The Chilean private health system (ISAPRES) also includes EMPAM, which designates the providers that beneficiaries must visit. If individuals choose to have the exam from providers other than those specified by their insurance, they forfeit the free benefit. They receive a comprehensive evaluation there, but must pay for any tests they request [22]. This organizational detail has practical implications: adherence to routine checks may be lower, and out-of-pocket expenses can inhibit follow-through with recommended investigations or rehabilitative treatments, including dental prostheses. Regarding oral health, according to the National Health Survey (ENS) 2016–2017 in Chile, partial edentulism has a prevalence of 79.8% among people aged 65 to 74, and total edentulism has a prevalence of 17.6%. For those aged 75 and older, these prevalences shift to 57.8% for partial and 41.2% for total edentulism. The use of upper and lower dentures at age 75 has a prevalence of 40.7% [23]. These figures underscore the substantial demand for prosthetic rehabilitation and the importance of ensuring adequate fit, comfort, and function, as suboptimal prostheses may impair chewing, nutrition, and social participation.

At the national level, there is a ministerial program called Explicit Health Guarantees (GES), specifically GES 60. It is the only dental program for older adults, providing comprehensive dental care for individuals up to 60 years, 11 months, and 29 days old. It does not include monitoring or follow-up of the oral health conditions of the beneficiaries after the interventions [24]. This cut-off and the absence of post-treatment surveillance leave a gap precisely at the stage of life when edentulism and functional vulnerability intensify.

Maintaining natural dentition or using removable dental prostheses (RDPs) is essential for preserving masticatory function, ensuring proper nutrition, and preventing geriatric syndromes in the elderly population (EP) [25]. In this context, RDPs are not merely aesthetic devices: they restore occlusal contacts, support soft tissues, and can improve phonation and social confidence. Building on these considerations, this study aimed to compare changes in HGS adjusted for masticatory function, risk of malnutrition, and body mass index (BMI) after denture use in two groups of elderly patients aged 70 and older from the public and private sectors in Chile. We hypothesized that immediate oral functionalization with RDPs would be associated with immediate improvements in HGS, and that differences between health systems might reflect varying baseline characteristics and patterns of care.

2. Methods

2.1. Participants

A prospective, pre–post study was conducted. Between March 2020 and 2023, patients aged 70 years and older who had no molars or premolars and provided informed consent were included. Exclusion criteria included refusal to participate, cognitive or sensory impairments, and functional dependence that prevented reliable evaluation. They were categorized based on masticatory function according to the Eichner index [26] and assessed for malnutrition risk or absence using calf circumference (CC) and BMI.

Participants were recruited from lists of patients undergoing routine prosthodontic care. Eligibility screening was performed by calibrated clinicians who verified the absence of posterior occlusal contacts and confirmed the planned delivery of RDPs. The target population comprised community-dwelling older adults who were independently mobile and able to attend clinic visits. Because the pandemic overlapped with the enrolment period, visits were organized to minimize exposure risk, and local infection-prevention guidance was followed. The design was pragmatic and mirrored real-world care pathways in both systems.

WORK ORDER =
Continue the excerpt on denture use and handgrip strength in older Chileans, starting right after its final sentence.

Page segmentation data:
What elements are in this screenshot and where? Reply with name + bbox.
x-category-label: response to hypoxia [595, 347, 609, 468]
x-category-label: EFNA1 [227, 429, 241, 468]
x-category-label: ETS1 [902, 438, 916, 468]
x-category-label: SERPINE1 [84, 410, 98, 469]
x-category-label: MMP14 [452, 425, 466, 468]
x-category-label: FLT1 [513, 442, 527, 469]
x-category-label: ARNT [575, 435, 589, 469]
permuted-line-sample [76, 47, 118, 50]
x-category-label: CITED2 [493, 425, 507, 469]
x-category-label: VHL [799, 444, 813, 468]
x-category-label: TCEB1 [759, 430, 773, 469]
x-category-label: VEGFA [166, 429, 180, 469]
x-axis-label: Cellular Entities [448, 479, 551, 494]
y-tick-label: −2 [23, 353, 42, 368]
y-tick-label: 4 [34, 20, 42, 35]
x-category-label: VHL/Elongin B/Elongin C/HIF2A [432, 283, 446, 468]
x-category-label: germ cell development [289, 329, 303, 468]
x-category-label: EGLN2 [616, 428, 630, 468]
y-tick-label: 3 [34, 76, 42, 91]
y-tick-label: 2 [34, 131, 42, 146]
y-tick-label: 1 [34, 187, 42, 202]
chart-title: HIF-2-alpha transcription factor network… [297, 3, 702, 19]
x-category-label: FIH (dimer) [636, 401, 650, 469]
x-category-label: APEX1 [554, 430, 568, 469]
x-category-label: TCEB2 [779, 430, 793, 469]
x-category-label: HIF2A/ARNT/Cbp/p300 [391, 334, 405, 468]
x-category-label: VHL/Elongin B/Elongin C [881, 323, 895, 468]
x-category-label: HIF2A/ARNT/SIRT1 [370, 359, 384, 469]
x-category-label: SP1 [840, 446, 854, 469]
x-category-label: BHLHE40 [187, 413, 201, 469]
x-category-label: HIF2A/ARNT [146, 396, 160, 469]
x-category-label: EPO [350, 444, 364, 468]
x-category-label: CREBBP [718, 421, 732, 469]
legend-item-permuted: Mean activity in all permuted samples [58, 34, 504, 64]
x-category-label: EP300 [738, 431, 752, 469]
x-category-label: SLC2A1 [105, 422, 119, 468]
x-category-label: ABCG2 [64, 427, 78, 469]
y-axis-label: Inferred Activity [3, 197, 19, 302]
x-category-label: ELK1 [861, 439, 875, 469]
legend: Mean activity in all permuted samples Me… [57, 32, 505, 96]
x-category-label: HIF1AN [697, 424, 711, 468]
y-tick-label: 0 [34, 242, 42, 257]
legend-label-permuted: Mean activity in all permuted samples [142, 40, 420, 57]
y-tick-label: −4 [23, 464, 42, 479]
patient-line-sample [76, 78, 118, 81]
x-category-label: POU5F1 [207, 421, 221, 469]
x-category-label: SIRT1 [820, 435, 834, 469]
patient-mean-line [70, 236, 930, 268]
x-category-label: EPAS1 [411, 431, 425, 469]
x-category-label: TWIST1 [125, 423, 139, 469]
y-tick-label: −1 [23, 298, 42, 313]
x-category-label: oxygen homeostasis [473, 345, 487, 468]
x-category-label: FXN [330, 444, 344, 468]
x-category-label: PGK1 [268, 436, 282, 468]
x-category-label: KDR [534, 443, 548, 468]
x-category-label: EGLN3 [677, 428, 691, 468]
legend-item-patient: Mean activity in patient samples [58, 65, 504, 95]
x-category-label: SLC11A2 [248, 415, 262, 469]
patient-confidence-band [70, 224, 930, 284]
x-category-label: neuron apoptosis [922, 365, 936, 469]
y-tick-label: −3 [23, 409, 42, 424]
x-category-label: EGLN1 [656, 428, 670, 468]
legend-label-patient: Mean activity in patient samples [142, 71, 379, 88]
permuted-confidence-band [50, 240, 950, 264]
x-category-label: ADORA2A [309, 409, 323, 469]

ANSWER SECTION =
2.2. Data Collection

The primary outcome was HGS of the dominant hand. Measurements were taken with a manual hydraulic dynamometer (Jamar™ Sammons Preston, Rolyon, Bolingbrrook, IL, USA) following a standardized seated protocol. The shoulder was abducted and neutrally rotated, the elbow flexed at 90°, the forearm in a neutral position, and the wrist between 0° and 30° dorsiflexion. Two attempts were recorded at each time point while participants clenched their teeth; the higher value (kg) was used for analysis. According to the European Working Group on Sarcopenia in the Elderly, grip strength levels of ≤30 kg in men and ≤20 kg in older women indicate a risk of sarcopenia.

Masticatory function was evaluated using the Eichner index, which classifies occlusal support based on the presence of contacts in four posterior support zones (left and right premolar–molar regions) formed by natural teeth, fixed prostheses, or implant-supported prostheses. Occlusal contacts were identified in maximum intercuspation using articulating paper under light bite closure, and the class was assigned by calibrated examiners. Category A indicates contacts in all four support zones (full posterior support). Category B indicates contacts in one to three support zones (reduced posterior support). Category C indicates no occlusal contacts in any of the support zones (no posterior support). For this analysis, categories B and C encompassed the spectrum of impaired posterior support. The Eichner Index categories, which include patients with premolar and molar loss, correspond to categories B and C. For calf circumference, a cutoff point of ≤31 cm was used for both sexes to identify malnourished older adults with low muscle mass and nutritional risk [27]. Regarding BMI, thinness was defined as a BMI < 23.0; normal as 23.0–27.9; overweight as >28.0–31.9; and obesity as ≥32.0 [28].

We also recorded age, sex, and the health system (public or private). Where available, clinical notes were reviewed to identify comorbid conditions and medication use. These variables were inspected descriptively to understand the case mix but were not used as model covariates to preserve degrees of freedom and avoid overfitting in subgroup analyses.

2.3. Quality Assurance

HGS measurements were taken at two time points: baseline and 15 days after the prosthesis was used. The 15-day interval was selected to capture early functional gains once patients had adapted to the device while minimizing attrition. Clinicians provided standard instructions regarding insertion, removal, and hygiene, and made minor adjustments if discomfort or pressure areas were noted.

Three calibrated operators carried out all clinical and measurement procedures. Inter-operator agreement was substantial (Kappa = 0.79), confirming the reliability of classification and outcome measurement. Training included joint sessions on dynamometer positioning, Eichner index scoring using photographs and clinical cases, and the use of a checklist to ensure standardization at each visit. The private system cohort is derived from secondary data obtained from medical records accessible to the authors, provided by private treating clinicians. Data extraction followed a predefined template, and ambiguous entries were clarified with the treating teams.

2.4. Statistical Analysis

Differences in HGS were evaluated using a linear mixed-effects regression model with SAS 9.4 software (p < 0.05). The public system cohort comprises patients over 70 years of age who received prosthetic treatment at a public hospital in Santiago and participated in a project funded by the National Agency for Research and Development (ANID, Santiago, Chile), with approval from the Ethics Committee of the Eastern Metropolitan Health Service and signed informed consent.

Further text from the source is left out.